_CHALLENGE_. Quote, without change, all of the lines that follow.

_INPUT DATA_.
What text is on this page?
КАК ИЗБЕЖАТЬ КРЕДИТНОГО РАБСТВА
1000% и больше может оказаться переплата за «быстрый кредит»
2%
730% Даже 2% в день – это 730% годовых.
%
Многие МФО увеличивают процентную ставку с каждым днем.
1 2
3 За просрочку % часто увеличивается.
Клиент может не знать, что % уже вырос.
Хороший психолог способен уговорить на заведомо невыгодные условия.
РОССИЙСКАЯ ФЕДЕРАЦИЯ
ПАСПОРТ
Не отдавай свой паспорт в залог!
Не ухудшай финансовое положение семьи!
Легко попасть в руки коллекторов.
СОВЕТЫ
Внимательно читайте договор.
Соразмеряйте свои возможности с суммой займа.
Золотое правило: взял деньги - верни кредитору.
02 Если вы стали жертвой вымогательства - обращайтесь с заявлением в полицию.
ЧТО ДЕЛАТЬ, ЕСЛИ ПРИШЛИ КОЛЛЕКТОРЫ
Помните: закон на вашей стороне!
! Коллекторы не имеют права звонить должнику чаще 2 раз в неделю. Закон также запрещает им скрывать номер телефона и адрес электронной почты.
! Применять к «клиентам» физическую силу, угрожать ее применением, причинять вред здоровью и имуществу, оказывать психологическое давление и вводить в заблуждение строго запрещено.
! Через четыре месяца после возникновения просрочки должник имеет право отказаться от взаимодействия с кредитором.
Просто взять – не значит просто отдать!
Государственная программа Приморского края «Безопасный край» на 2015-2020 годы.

_RESULT FOR THIS EXERCISE_.
What text is on this page?
КАК ИЗБЕЖАТЬ КРЕДИТНОГО РАБСТВА
1000% и больше может оказаться переплата за «быстрый кредит»
2%
730% Даже 2% в день – это 730% годовых.
%
Многие МФО увеличивают процентную ставку с каждым днем.
1 2
3 За просрочку % часто увеличивается.
Клиент может не знать, что % уже вырос.
Хороший психолог способен уговорить на заведомо невыгодные условия.
РОССИЙСКАЯ ФЕДЕРАЦИЯ
ПАСПОРТ
Не отдавай свой паспорт в залог!
Не ухудшай финансовое положение семьи!
Легко попасть в руки коллекторов.
СОВЕТЫ
Внимательно читайте договор.
Соразмеряйте свои возможности с суммой займа.
Золотое правило: взял деньги - верни кредитору.
02 Если вы стали жертвой вымогательства - обращайтесь с заявлением в полицию.
ЧТО ДЕЛАТЬ, ЕСЛИ ПРИШЛИ КОЛЛЕКТОРЫ
Помните: закон на вашей стороне!
! Коллекторы не имеют права звонить должнику чаще 2 раз в неделю. Закон также запрещает им скрывать номер телефона и адрес электронной почты.
! Применять к «клиентам» физическую силу, угрожать ее применением, причинять вред здоровью и имуществу, оказывать психологическое давление и вводить в заблуждение строго запрещено.
! Через четыре месяца после возникновения просрочки должник имеет право отказаться от взаимодействия с кредитором.
Просто взять – не значит просто отдать!
Государственная программа Приморского края «Безопасный край» на 2015-2020 годы.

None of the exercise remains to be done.